** EXERCISE GOAL **
Without further comment, state how many lines in the listing below contain the word "nascita".

** Items from a dataset **
══════════════════════════════
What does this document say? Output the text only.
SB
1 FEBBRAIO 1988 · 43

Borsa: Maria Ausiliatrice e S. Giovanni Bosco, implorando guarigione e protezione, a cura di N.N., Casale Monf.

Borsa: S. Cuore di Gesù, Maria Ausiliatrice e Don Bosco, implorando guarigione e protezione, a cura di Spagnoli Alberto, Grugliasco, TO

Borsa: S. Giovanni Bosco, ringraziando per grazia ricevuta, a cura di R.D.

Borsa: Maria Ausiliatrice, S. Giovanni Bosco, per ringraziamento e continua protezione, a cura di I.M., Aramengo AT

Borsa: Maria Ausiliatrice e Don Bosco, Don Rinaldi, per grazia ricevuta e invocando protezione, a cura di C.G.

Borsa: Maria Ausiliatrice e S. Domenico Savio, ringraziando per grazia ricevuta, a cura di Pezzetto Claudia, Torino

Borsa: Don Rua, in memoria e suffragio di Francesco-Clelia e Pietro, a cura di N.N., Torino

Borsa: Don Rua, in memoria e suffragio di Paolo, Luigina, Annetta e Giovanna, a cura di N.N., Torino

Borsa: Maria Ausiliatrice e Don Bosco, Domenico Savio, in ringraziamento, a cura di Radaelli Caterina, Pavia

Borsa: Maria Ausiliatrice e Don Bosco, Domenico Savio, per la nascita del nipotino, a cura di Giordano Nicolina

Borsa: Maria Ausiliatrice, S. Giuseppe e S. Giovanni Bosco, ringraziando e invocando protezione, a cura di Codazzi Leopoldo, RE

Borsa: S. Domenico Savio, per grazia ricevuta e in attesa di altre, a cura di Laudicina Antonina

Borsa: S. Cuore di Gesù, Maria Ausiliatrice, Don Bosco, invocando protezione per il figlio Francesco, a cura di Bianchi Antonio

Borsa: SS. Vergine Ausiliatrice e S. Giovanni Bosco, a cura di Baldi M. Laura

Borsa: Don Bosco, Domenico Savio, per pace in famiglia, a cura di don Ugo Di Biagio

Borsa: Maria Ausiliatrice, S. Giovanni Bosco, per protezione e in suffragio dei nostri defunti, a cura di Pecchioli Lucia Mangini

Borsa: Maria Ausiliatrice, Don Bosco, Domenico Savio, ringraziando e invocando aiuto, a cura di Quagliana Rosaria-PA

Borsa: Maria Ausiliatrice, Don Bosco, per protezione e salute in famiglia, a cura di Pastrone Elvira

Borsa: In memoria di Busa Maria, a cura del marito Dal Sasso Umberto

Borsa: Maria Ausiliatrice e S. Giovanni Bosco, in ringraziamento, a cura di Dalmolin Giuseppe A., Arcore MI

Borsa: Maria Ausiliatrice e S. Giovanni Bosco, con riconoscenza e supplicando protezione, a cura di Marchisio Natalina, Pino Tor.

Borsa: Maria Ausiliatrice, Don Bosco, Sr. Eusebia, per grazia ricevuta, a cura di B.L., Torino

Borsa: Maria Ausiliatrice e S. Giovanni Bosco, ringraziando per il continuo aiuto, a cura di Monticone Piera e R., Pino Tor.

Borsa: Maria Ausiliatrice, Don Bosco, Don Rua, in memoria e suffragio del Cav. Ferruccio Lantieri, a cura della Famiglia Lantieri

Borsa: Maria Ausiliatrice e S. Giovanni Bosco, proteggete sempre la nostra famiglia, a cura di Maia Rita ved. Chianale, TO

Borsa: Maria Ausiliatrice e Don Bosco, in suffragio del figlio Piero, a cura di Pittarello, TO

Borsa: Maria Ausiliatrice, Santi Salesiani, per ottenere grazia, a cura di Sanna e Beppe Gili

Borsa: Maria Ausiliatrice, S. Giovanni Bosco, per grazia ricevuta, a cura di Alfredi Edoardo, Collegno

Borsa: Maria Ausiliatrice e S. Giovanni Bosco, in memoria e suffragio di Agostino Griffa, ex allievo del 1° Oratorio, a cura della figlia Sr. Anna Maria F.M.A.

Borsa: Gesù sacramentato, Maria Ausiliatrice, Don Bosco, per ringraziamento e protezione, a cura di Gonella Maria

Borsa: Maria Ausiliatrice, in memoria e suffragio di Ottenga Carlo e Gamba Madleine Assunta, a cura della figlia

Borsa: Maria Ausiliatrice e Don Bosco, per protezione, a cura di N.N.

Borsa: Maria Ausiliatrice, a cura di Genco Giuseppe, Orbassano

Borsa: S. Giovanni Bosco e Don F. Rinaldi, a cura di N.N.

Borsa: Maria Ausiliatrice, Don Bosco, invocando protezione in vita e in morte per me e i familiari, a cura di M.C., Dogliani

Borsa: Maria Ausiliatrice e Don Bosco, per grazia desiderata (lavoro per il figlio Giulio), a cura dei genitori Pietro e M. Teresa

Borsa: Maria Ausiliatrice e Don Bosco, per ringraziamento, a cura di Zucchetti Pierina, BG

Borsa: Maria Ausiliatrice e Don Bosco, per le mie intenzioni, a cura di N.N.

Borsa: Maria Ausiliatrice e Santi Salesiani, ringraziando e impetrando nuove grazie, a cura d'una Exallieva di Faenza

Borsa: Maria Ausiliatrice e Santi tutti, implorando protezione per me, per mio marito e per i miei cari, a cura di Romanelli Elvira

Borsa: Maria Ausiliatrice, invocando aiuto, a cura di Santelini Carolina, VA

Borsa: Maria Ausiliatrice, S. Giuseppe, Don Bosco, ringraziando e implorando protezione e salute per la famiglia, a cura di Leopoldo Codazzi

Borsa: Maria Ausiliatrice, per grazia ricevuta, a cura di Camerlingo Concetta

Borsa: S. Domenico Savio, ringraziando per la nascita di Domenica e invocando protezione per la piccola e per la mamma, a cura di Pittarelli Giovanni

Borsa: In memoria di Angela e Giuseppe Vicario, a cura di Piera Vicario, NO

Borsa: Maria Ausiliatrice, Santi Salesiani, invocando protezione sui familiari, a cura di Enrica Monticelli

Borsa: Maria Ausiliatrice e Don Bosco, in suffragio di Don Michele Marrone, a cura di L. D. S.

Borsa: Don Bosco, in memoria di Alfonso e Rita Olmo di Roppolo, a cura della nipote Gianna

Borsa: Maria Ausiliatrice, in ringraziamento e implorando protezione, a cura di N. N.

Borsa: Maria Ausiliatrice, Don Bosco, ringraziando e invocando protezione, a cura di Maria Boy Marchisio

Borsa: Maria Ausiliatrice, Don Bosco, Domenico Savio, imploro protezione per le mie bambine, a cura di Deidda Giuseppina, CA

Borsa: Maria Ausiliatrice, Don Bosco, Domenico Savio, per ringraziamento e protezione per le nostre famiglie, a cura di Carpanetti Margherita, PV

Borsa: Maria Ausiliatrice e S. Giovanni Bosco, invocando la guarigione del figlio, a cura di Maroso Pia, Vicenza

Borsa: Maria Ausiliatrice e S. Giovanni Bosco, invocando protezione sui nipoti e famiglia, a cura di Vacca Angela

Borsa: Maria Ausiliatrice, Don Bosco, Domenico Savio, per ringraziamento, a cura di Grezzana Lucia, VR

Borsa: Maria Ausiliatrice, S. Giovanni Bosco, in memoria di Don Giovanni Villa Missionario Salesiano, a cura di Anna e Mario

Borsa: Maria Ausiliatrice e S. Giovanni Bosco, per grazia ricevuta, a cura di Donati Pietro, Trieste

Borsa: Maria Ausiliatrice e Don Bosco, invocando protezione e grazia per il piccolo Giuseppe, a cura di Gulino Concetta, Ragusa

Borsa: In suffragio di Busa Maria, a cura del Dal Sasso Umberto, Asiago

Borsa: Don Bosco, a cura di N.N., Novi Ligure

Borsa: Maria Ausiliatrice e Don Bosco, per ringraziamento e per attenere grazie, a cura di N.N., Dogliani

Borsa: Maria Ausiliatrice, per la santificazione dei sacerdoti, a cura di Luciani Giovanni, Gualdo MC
══════════════════════════════
** THE COMPLETED TASK **
2